#### DATA ROWS
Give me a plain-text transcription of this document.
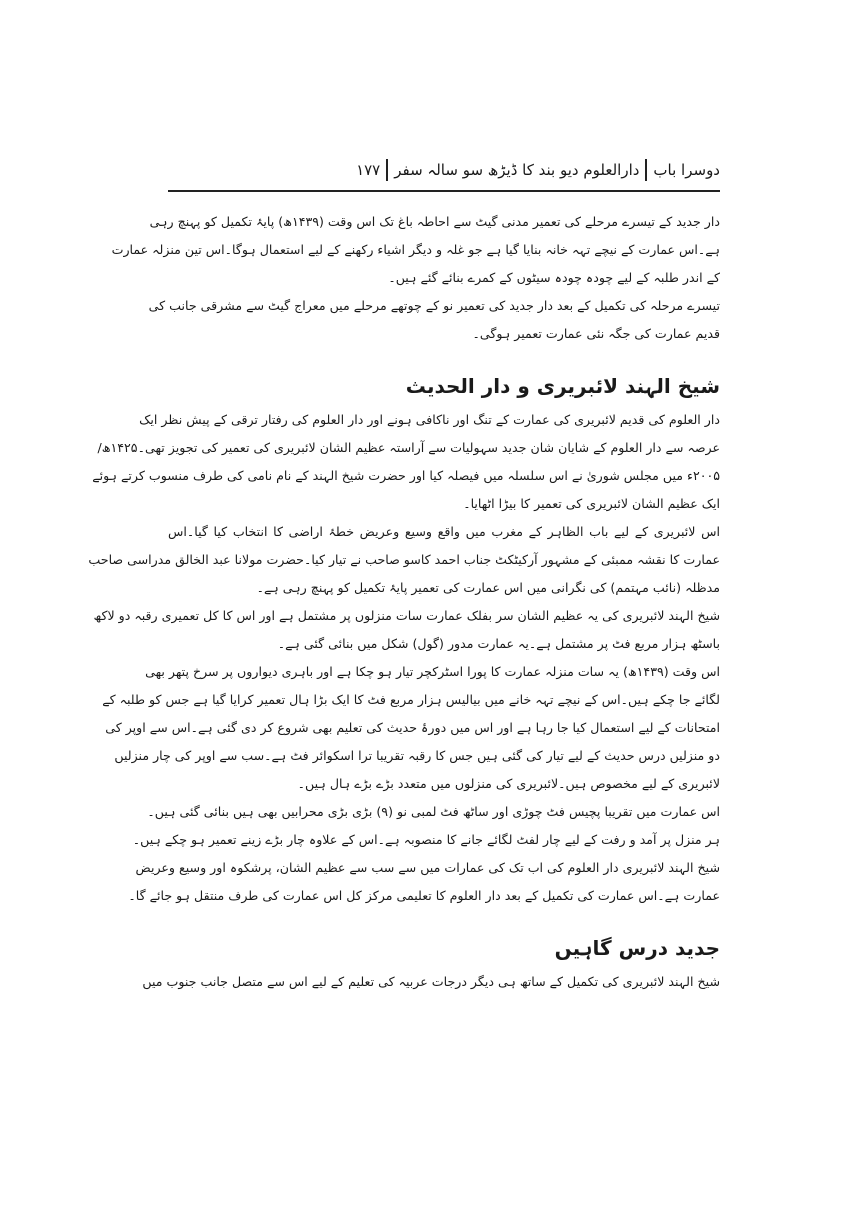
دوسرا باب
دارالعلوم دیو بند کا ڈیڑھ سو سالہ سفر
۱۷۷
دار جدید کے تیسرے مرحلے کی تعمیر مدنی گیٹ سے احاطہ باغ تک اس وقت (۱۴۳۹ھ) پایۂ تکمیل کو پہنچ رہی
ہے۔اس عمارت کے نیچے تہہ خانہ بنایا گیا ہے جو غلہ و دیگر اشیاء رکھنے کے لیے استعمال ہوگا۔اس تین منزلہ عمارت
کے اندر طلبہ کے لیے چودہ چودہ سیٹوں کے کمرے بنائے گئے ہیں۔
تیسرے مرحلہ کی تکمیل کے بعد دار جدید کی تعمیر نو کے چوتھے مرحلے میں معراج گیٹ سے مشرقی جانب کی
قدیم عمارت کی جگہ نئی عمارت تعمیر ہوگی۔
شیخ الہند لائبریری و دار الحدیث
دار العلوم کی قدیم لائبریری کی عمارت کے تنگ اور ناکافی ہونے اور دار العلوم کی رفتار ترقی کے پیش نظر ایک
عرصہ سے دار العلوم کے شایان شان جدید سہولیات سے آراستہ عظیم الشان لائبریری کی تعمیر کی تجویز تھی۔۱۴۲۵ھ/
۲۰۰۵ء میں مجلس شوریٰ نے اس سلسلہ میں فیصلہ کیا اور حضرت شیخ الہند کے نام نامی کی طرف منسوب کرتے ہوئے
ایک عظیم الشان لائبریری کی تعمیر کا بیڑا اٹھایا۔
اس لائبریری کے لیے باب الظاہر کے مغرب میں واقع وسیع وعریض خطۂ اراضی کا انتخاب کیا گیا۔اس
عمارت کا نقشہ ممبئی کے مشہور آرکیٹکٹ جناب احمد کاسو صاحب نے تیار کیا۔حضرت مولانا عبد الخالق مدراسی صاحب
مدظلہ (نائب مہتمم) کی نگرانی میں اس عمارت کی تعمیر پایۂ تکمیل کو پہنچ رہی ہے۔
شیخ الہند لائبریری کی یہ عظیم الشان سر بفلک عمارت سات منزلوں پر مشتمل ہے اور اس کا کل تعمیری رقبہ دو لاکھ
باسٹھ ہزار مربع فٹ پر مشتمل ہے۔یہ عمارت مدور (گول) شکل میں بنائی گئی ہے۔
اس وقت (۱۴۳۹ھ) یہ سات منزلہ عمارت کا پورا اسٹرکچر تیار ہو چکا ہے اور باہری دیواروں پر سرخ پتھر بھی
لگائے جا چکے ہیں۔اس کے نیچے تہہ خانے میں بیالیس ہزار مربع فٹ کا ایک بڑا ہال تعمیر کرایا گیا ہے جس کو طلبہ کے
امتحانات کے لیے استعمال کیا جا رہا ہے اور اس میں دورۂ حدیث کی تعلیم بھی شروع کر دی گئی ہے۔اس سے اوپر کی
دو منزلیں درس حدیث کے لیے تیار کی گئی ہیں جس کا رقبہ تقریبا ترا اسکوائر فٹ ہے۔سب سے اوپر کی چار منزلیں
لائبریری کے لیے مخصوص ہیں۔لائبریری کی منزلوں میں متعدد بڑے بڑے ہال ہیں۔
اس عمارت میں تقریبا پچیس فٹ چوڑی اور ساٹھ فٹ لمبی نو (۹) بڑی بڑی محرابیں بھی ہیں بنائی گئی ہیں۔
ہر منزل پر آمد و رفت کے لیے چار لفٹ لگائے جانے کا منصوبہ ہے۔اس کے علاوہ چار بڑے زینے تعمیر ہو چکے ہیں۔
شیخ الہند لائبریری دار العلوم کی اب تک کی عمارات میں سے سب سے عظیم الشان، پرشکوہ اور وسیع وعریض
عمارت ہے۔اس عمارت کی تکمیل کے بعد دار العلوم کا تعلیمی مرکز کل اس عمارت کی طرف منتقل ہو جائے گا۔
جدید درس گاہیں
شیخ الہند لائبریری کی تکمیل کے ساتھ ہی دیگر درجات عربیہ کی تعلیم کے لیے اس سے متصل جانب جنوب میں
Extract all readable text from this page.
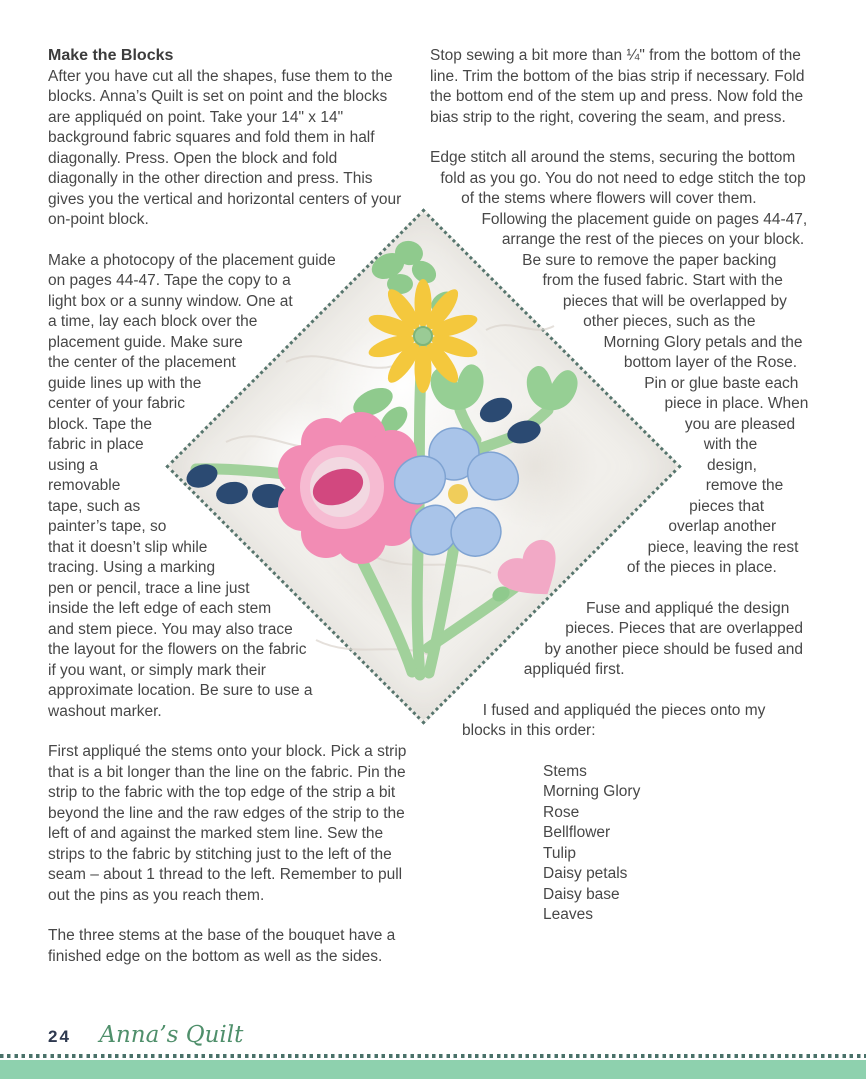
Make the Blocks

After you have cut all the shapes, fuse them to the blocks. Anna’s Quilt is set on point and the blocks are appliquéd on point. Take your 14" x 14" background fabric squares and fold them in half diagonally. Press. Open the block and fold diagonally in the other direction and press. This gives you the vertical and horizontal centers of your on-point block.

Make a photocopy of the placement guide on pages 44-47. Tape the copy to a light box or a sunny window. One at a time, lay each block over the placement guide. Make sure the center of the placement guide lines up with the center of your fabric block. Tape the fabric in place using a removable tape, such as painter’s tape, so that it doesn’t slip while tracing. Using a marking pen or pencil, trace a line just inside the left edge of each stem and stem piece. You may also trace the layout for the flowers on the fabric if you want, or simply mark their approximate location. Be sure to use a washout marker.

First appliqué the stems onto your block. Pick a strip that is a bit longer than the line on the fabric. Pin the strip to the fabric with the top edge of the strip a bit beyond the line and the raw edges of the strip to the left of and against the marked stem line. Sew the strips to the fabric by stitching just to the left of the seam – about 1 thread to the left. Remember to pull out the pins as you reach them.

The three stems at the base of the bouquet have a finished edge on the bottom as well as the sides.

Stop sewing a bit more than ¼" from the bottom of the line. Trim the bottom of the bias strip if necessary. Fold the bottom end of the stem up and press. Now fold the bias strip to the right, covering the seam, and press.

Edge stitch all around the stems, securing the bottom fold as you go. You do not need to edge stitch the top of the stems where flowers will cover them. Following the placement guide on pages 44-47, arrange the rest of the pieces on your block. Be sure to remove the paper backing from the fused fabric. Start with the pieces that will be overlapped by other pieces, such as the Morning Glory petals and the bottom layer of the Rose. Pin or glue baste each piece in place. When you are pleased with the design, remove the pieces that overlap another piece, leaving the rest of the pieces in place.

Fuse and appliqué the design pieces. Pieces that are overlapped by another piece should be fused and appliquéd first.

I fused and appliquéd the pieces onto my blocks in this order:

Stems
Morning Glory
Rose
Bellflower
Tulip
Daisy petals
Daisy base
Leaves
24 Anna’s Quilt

#### WHAT TO PRODUCE
Copy each line above that contains the string "onto".

#### FINISHED TASK
First appliqué the stems onto your block. Pick a strip that is a bit longer than the line on the fabric. Pin the strip to the fabric with the top edge of the strip a bit beyond the line and the raw edges of the strip to the left of and against the marked stem line. Sew the strips to the fabric by stitching just to the left of the seam – about 1 thread to the left. Remember to pull out the pins as you reach them.
I fused and appliquéd the pieces onto my blocks in this order:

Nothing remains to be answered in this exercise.